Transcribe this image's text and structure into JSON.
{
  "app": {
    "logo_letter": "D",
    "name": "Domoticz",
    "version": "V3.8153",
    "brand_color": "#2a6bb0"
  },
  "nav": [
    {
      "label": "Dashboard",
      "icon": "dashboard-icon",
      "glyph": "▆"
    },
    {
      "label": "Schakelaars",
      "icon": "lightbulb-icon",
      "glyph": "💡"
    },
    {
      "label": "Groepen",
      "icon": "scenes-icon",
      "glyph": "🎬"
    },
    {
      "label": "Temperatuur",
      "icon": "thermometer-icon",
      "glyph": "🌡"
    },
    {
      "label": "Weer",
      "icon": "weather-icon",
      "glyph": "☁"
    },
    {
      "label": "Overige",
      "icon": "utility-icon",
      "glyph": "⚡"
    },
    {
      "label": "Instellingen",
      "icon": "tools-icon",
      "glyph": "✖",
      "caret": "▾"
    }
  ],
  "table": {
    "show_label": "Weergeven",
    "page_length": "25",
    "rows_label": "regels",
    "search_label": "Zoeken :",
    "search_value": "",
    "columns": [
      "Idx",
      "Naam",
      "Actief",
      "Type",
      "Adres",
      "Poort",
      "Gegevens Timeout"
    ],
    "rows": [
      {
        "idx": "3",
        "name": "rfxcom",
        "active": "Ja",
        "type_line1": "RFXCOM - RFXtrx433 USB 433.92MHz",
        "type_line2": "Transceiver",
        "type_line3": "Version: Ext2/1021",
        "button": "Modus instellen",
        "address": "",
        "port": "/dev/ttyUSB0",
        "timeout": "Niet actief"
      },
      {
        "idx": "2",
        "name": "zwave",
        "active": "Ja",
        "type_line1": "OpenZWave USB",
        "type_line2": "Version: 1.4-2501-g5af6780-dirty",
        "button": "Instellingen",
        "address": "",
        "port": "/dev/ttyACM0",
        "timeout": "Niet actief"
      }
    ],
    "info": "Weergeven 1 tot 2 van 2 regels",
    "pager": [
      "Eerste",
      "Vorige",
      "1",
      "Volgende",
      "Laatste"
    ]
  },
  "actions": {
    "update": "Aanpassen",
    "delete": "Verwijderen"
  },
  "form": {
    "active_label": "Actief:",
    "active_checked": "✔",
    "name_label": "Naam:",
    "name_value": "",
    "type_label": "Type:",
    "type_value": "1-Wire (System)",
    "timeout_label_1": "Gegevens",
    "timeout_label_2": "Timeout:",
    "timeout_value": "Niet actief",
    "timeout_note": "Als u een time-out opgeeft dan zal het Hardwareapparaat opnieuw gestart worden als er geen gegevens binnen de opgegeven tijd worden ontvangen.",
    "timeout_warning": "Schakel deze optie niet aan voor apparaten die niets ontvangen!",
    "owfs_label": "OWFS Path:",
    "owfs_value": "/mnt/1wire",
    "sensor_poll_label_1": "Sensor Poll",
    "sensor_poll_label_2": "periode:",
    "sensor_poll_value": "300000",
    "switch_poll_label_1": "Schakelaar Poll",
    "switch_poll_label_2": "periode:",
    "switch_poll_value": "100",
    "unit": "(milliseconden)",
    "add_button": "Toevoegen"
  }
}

**Stated exercise:**
Go back to the listing above and please repeat it exactly.

**Expected answer:**
Transcribe this image's text and structure into JSON.
{
  "app": {
    "logo_letter": "D",
    "name": "Domoticz",
    "version": "V3.8153",
    "brand_color": "#2a6bb0"
  },
  "nav": [
    {
      "label": "Dashboard",
      "icon": "dashboard-icon",
      "glyph": "▆"
    },
    {
      "label": "Schakelaars",
      "icon": "lightbulb-icon",
      "glyph": "💡"
    },
    {
      "label": "Groepen",
      "icon": "scenes-icon",
      "glyph": "🎬"
    },
    {
      "label": "Temperatuur",
      "icon": "thermometer-icon",
      "glyph": "🌡"
    },
    {
      "label": "Weer",
      "icon": "weather-icon",
      "glyph": "☁"
    },
    {
      "label": "Overige",
      "icon": "utility-icon",
      "glyph": "⚡"
    },
    {
      "label": "Instellingen",
      "icon": "tools-icon",
      "glyph": "✖",
      "caret": "▾"
    }
  ],
  "table": {
    "show_label": "Weergeven",
    "page_length": "25",
    "rows_label": "regels",
    "search_label": "Zoeken :",
    "search_value": "",
    "columns": [
      "Idx",
      "Naam",
      "Actief",
      "Type",
      "Adres",
      "Poort",
      "Gegevens Timeout"
    ],
    "rows": [
      {
        "idx": "3",
        "name": "rfxcom",
        "active": "Ja",
        "type_line1": "RFXCOM - RFXtrx433 USB 433.92MHz",
        "type_line2": "Transceiver",
        "type_line3": "Version: Ext2/1021",
        "button": "Modus instellen",
        "address": "",
        "port": "/dev/ttyUSB0",
        "timeout": "Niet actief"
      },
      {
        "idx": "2",
        "name": "zwave",
        "active": "Ja",
        "type_line1": "OpenZWave USB",
        "type_line2": "Version: 1.4-2501-g5af6780-dirty",
        "button": "Instellingen",
        "address": "",
        "port": "/dev/ttyACM0",
        "timeout": "Niet actief"
      }
    ],
    "info": "Weergeven 1 tot 2 van 2 regels",
    "pager": [
      "Eerste",
      "Vorige",
      "1",
      "Volgende",
      "Laatste"
    ]
  },
  "actions": {
    "update": "Aanpassen",
    "delete": "Verwijderen"
  },
  "form": {
    "active_label": "Actief:",
    "active_checked": "✔",
    "name_label": "Naam:",
    "name_value": "",
    "type_label": "Type:",
    "type_value": "1-Wire (System)",
    "timeout_label_1": "Gegevens",
    "timeout_label_2": "Timeout:",
    "timeout_value": "Niet actief",
    "timeout_note": "Als u een time-out opgeeft dan zal het Hardwareapparaat opnieuw gestart worden als er geen gegevens binnen de opgegeven tijd worden ontvangen.",
    "timeout_warning": "Schakel deze optie niet aan voor apparaten die niets ontvangen!",
    "owfs_label": "OWFS Path:",
    "owfs_value": "/mnt/1wire",
    "sensor_poll_label_1": "Sensor Poll",
    "sensor_poll_label_2": "periode:",
    "sensor_poll_value": "300000",
    "switch_poll_label_1": "Schakelaar Poll",
    "switch_poll_label_2": "periode:",
    "switch_poll_value": "100",
    "unit": "(milliseconden)",
    "add_button": "Toevoegen"
  }
}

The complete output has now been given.